> **WHAT NEEDS TO BE DONE**
Identify and copy all lines of the material where the string "name" is found.

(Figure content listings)
╔══
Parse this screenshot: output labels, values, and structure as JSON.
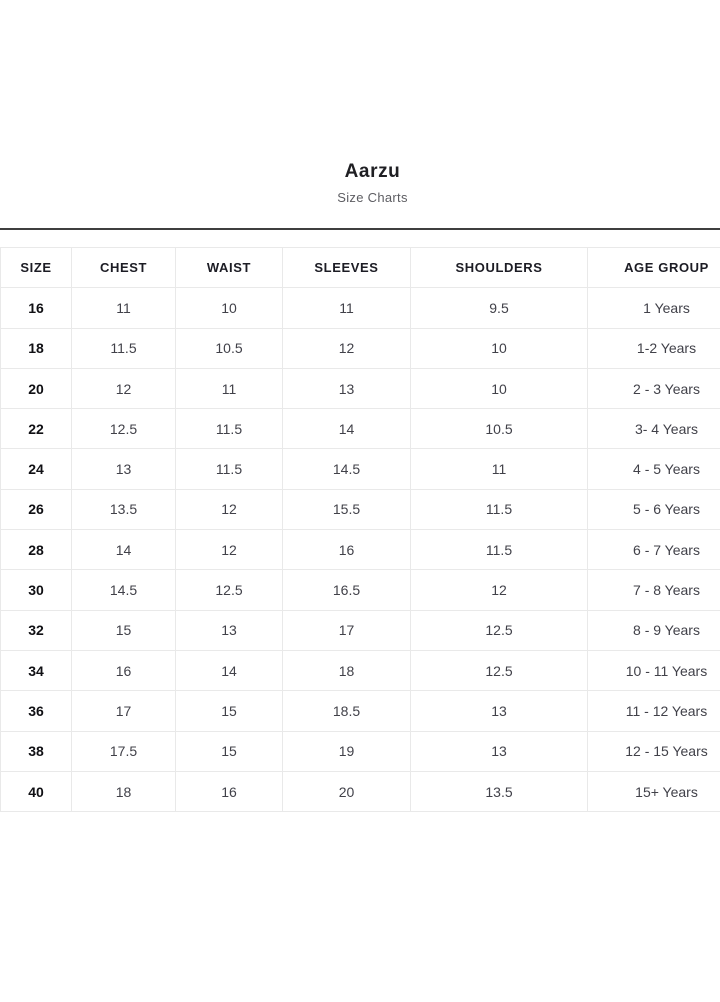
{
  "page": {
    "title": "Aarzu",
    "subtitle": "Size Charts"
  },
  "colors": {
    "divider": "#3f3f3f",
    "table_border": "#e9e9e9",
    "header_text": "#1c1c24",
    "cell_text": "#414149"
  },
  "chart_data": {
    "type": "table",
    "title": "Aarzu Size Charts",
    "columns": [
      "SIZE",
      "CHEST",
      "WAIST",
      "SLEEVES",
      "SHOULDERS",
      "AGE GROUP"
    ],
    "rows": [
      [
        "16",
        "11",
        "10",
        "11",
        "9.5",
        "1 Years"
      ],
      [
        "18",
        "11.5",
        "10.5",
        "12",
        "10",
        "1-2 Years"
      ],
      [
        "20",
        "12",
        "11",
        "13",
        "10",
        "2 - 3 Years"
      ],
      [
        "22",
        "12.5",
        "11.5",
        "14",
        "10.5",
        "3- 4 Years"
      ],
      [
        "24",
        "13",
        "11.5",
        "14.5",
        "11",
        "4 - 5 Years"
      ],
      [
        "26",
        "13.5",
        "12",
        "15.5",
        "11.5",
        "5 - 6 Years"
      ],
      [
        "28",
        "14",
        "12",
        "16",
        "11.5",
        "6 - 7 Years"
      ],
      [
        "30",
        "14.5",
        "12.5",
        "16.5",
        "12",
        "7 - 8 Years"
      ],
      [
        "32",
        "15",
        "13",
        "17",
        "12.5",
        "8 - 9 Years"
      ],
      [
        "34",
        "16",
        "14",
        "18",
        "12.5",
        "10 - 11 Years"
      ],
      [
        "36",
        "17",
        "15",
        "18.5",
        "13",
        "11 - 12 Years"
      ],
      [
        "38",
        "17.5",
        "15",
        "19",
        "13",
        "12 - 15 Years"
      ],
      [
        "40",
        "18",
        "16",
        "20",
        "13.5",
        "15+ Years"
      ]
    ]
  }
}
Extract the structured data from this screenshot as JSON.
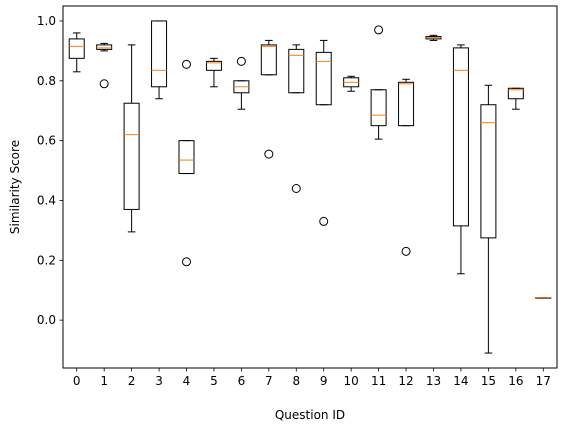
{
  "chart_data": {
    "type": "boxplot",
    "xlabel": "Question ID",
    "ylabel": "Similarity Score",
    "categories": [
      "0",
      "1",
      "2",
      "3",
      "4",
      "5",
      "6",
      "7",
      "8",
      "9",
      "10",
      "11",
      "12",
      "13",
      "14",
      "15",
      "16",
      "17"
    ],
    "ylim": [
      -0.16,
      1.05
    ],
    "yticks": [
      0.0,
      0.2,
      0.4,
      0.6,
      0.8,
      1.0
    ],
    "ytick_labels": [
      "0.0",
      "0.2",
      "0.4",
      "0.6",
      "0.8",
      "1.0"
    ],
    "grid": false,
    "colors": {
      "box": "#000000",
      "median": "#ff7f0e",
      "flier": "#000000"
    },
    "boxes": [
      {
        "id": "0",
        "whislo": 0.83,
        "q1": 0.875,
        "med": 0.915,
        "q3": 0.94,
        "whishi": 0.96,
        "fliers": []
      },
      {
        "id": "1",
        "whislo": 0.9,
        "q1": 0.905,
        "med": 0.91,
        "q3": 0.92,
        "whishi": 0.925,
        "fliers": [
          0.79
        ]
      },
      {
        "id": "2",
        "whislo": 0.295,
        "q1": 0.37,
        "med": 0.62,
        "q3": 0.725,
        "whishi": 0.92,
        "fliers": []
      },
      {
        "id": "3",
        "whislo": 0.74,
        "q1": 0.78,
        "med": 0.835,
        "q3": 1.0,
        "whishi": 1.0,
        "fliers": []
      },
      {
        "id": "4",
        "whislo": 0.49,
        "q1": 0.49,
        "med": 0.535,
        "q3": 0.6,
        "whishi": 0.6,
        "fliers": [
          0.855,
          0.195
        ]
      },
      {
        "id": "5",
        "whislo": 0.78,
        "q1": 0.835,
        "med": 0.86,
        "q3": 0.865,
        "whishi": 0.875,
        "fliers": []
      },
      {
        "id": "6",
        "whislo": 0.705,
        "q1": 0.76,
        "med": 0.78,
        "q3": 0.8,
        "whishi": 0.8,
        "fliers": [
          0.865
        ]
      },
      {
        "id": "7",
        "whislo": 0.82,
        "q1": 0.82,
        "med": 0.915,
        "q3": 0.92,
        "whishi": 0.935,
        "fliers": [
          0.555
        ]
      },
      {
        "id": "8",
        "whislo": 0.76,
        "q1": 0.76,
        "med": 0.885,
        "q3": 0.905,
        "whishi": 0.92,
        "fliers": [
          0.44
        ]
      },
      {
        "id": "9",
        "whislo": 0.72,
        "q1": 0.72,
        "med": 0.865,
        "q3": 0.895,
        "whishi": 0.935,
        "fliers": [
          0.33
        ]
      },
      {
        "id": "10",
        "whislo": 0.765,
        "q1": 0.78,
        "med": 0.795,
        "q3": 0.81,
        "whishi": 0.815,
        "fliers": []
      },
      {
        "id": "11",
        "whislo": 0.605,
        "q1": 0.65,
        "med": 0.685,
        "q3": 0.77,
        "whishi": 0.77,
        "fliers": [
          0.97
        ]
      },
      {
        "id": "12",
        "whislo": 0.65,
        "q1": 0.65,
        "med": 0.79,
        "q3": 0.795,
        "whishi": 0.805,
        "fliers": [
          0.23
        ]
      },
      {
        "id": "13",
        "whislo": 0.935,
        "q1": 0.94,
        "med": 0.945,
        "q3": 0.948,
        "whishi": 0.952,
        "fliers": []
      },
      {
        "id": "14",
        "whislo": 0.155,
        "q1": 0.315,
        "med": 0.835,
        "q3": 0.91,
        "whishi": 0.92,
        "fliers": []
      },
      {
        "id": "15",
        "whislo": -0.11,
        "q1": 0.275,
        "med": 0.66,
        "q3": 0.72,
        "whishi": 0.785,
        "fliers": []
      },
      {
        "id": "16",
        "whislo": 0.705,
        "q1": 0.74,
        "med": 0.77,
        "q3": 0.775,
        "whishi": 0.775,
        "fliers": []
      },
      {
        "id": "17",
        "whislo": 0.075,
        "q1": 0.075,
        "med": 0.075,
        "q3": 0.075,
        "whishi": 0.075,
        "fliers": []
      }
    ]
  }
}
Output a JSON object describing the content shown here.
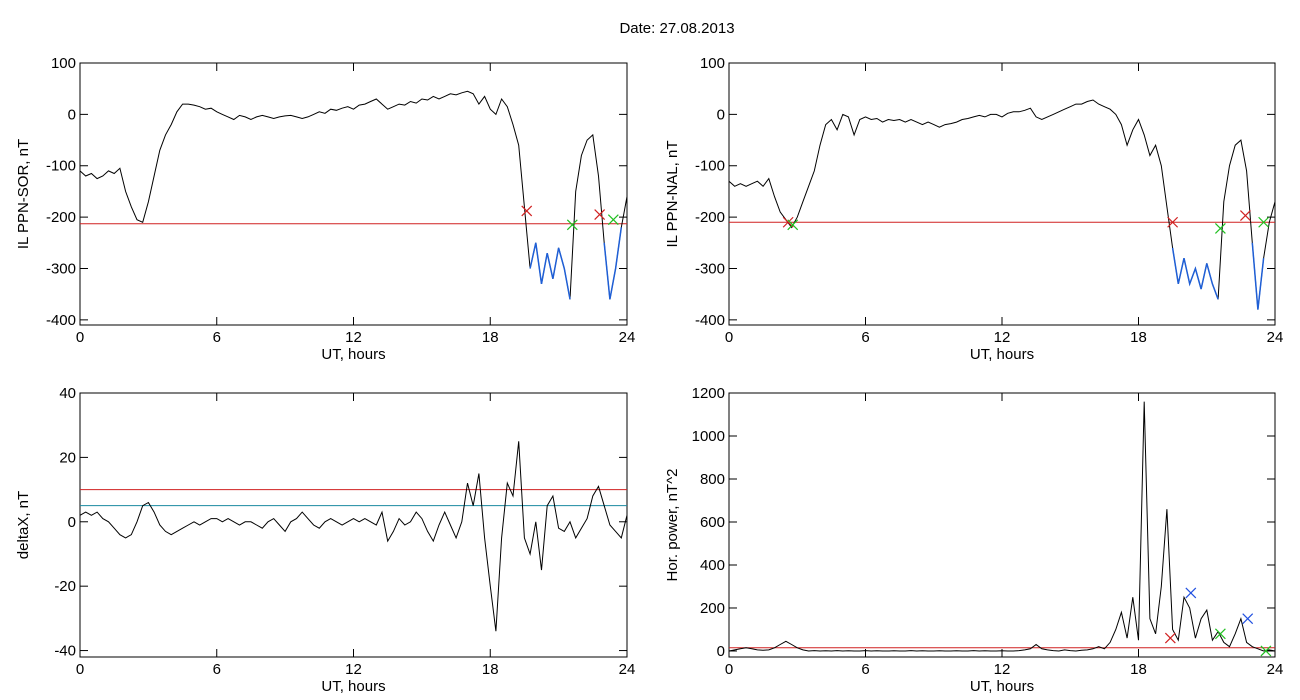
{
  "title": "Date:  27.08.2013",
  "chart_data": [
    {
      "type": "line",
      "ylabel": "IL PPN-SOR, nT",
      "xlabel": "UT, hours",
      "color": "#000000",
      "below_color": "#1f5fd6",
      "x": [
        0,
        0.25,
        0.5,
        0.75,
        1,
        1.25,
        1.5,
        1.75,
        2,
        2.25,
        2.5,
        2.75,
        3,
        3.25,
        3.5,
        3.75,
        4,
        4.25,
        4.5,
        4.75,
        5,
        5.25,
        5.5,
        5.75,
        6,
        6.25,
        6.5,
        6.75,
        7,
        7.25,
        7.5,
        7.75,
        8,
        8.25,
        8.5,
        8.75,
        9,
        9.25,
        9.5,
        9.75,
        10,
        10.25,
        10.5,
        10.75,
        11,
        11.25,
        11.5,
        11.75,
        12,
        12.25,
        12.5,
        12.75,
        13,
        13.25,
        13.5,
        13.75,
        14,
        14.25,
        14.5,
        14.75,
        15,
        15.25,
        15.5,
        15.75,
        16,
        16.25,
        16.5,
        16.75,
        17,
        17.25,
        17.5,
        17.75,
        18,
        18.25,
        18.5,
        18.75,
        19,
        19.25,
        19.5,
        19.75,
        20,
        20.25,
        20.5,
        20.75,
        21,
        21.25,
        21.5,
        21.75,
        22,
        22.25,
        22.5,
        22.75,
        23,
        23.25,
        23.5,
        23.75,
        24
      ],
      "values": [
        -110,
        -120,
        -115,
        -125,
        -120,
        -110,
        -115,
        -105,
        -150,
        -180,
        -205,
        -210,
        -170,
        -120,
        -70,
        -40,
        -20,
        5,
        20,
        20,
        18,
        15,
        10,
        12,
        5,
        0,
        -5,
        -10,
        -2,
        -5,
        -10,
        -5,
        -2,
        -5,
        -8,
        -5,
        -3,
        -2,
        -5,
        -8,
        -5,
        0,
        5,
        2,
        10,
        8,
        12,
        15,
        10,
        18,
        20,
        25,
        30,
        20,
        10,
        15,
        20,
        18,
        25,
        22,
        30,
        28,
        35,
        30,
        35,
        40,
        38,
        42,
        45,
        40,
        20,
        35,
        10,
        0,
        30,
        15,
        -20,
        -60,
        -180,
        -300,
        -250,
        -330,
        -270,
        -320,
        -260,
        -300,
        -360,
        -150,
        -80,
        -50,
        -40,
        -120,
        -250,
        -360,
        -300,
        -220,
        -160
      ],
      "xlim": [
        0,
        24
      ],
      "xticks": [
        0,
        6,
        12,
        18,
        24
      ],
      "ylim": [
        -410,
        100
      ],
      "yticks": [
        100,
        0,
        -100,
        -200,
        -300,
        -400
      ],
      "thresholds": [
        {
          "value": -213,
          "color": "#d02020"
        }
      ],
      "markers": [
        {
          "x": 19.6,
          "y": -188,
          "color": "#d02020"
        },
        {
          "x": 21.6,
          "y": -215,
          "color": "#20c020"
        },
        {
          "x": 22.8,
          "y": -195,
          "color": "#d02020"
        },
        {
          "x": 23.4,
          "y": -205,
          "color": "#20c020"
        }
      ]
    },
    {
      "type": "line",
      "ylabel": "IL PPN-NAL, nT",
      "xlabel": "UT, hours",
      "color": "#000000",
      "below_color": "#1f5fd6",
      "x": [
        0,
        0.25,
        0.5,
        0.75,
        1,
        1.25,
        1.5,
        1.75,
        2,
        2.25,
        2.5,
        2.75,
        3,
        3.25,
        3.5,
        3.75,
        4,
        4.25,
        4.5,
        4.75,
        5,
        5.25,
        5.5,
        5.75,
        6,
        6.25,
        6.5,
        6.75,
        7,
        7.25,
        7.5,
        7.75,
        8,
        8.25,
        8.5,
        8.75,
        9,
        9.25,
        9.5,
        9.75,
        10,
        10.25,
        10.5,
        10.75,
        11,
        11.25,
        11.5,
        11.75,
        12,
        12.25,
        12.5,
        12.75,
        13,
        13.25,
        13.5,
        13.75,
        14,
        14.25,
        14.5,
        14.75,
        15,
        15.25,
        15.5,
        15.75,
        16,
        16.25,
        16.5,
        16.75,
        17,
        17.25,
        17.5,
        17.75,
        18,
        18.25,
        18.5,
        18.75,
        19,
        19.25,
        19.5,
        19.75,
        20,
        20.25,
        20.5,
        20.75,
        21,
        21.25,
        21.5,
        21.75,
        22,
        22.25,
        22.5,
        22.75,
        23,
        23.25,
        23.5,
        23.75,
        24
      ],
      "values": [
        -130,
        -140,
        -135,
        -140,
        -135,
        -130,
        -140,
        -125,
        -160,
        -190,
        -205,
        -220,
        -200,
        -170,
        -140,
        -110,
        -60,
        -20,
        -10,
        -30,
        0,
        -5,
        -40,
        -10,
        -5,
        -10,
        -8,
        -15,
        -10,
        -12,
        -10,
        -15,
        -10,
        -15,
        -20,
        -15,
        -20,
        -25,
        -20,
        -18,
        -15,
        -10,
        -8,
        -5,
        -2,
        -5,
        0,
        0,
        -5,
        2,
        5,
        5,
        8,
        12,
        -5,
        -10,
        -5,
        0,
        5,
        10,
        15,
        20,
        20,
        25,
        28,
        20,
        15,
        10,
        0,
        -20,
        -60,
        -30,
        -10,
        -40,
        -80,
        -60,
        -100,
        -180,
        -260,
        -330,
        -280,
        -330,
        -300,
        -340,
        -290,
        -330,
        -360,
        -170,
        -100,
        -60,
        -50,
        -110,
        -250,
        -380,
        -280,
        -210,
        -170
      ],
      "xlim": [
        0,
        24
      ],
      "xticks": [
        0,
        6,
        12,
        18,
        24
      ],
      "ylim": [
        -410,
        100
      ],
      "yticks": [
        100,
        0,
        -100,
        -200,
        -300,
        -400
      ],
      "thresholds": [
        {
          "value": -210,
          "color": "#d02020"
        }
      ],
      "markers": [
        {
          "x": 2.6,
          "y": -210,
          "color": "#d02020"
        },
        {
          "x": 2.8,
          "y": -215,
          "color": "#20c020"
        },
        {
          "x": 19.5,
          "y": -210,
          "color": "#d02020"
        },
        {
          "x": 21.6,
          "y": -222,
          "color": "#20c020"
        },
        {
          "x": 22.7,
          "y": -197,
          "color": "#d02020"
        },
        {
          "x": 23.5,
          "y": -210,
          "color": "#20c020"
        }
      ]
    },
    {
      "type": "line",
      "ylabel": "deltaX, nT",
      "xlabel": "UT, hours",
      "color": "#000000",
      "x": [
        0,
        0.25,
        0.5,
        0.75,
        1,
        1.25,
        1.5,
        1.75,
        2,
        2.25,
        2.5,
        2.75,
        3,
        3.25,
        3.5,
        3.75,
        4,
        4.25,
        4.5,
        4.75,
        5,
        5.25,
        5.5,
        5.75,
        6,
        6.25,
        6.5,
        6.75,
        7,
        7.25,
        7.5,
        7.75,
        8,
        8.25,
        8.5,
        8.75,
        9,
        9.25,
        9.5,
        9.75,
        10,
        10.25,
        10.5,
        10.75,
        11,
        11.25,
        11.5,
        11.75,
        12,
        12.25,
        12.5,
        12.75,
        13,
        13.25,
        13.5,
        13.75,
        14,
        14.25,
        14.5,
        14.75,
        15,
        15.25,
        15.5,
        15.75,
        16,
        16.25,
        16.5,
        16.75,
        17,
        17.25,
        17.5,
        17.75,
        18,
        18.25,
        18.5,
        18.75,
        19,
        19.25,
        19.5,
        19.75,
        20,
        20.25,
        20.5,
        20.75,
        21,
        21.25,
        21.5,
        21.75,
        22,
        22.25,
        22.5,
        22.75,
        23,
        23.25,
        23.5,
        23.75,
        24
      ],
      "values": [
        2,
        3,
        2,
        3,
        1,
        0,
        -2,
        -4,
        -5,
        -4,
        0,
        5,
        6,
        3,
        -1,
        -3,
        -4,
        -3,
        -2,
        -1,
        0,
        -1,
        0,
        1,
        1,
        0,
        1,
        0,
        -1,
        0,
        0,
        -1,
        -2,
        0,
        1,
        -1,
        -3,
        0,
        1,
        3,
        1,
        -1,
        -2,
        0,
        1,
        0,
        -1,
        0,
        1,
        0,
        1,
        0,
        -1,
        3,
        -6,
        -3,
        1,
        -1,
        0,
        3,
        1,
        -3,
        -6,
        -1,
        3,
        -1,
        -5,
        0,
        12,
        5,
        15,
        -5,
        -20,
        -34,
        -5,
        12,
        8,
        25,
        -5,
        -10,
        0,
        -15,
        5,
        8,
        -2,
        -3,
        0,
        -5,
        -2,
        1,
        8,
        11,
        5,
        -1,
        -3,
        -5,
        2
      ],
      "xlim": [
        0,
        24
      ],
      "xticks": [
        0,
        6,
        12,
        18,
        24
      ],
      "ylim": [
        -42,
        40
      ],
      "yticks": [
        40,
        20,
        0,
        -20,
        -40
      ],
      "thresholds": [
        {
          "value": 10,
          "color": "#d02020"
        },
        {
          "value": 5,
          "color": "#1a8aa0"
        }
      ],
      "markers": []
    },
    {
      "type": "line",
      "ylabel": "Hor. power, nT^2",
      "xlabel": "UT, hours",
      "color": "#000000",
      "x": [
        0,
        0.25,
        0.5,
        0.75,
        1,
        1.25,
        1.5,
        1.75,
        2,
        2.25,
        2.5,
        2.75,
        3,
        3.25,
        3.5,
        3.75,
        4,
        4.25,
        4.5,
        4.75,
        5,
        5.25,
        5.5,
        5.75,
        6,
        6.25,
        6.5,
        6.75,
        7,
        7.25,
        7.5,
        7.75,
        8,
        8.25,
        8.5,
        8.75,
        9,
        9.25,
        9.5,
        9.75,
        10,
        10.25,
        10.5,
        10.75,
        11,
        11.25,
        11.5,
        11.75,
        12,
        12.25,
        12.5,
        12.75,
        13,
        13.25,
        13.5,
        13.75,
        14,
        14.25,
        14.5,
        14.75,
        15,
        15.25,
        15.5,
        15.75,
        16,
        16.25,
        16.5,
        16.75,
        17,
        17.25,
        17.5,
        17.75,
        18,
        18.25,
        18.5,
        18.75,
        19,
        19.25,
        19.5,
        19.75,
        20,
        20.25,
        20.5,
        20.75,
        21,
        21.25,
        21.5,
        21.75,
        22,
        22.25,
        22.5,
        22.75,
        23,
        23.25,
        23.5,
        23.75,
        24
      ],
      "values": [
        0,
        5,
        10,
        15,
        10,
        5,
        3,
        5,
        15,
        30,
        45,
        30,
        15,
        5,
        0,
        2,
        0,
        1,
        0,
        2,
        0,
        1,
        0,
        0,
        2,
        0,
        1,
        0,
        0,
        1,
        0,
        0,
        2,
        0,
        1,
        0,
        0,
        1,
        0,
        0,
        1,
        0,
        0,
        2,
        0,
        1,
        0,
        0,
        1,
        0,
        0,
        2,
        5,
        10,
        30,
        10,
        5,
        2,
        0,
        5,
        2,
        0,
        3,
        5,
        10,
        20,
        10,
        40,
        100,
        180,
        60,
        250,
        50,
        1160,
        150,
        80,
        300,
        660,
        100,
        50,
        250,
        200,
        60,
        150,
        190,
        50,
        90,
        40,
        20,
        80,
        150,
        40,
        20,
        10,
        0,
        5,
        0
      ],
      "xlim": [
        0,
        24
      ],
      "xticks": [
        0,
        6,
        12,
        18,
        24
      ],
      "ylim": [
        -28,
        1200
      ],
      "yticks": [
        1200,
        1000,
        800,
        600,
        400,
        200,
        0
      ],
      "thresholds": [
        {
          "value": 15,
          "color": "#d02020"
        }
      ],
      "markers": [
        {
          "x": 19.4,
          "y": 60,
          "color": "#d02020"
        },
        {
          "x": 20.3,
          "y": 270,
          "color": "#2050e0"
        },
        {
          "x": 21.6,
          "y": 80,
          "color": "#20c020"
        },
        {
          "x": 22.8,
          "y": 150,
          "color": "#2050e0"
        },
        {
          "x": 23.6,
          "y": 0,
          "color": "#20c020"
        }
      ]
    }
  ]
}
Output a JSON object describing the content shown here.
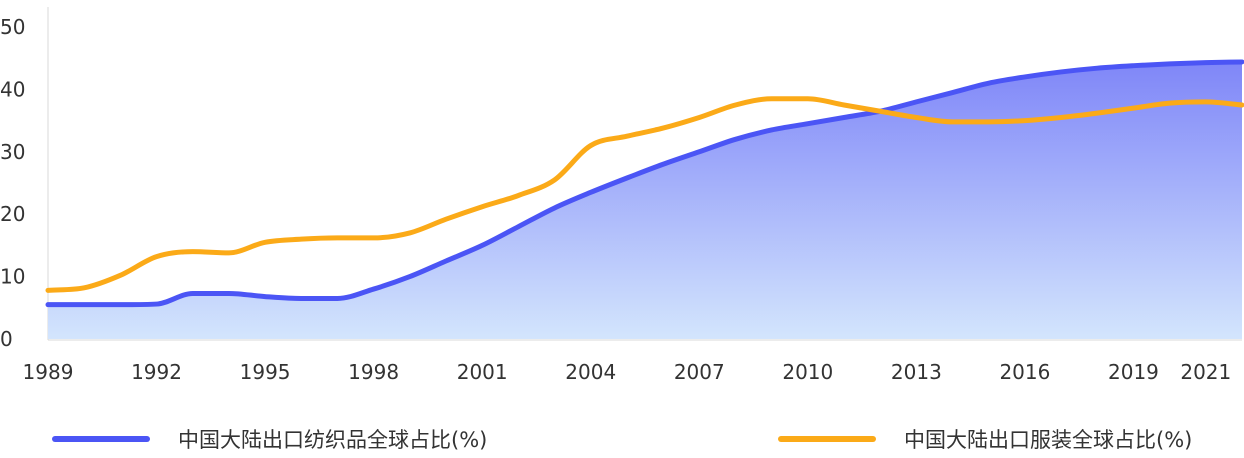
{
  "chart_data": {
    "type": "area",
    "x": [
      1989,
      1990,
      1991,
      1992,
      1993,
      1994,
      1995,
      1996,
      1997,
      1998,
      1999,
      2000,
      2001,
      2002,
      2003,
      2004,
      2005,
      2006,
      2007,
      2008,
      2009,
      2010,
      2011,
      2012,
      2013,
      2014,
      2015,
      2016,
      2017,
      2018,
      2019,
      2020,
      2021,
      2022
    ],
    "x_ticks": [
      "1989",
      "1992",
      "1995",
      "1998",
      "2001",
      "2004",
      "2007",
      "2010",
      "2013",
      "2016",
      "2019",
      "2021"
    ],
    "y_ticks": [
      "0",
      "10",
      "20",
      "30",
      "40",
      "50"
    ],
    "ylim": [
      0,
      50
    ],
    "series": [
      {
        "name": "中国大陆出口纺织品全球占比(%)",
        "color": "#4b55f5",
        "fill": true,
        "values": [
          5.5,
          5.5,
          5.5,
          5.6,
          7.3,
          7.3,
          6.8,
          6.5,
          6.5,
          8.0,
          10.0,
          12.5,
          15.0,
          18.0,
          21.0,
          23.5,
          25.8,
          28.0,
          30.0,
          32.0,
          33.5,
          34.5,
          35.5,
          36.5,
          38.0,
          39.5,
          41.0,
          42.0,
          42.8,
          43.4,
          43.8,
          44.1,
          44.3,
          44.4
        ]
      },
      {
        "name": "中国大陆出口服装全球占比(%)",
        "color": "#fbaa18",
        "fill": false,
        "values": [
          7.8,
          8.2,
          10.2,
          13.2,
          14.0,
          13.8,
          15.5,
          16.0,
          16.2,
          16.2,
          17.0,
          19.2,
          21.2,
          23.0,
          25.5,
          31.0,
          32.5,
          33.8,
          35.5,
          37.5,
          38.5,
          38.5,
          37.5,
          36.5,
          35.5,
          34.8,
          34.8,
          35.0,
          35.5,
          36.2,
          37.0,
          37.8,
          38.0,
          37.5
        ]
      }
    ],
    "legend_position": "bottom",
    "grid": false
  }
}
╚══
> **RESPONSE BELOW**
        "name": "中国大陆出口纺织品全球占比(%)",
        "name": "中国大陆出口服装全球占比(%)",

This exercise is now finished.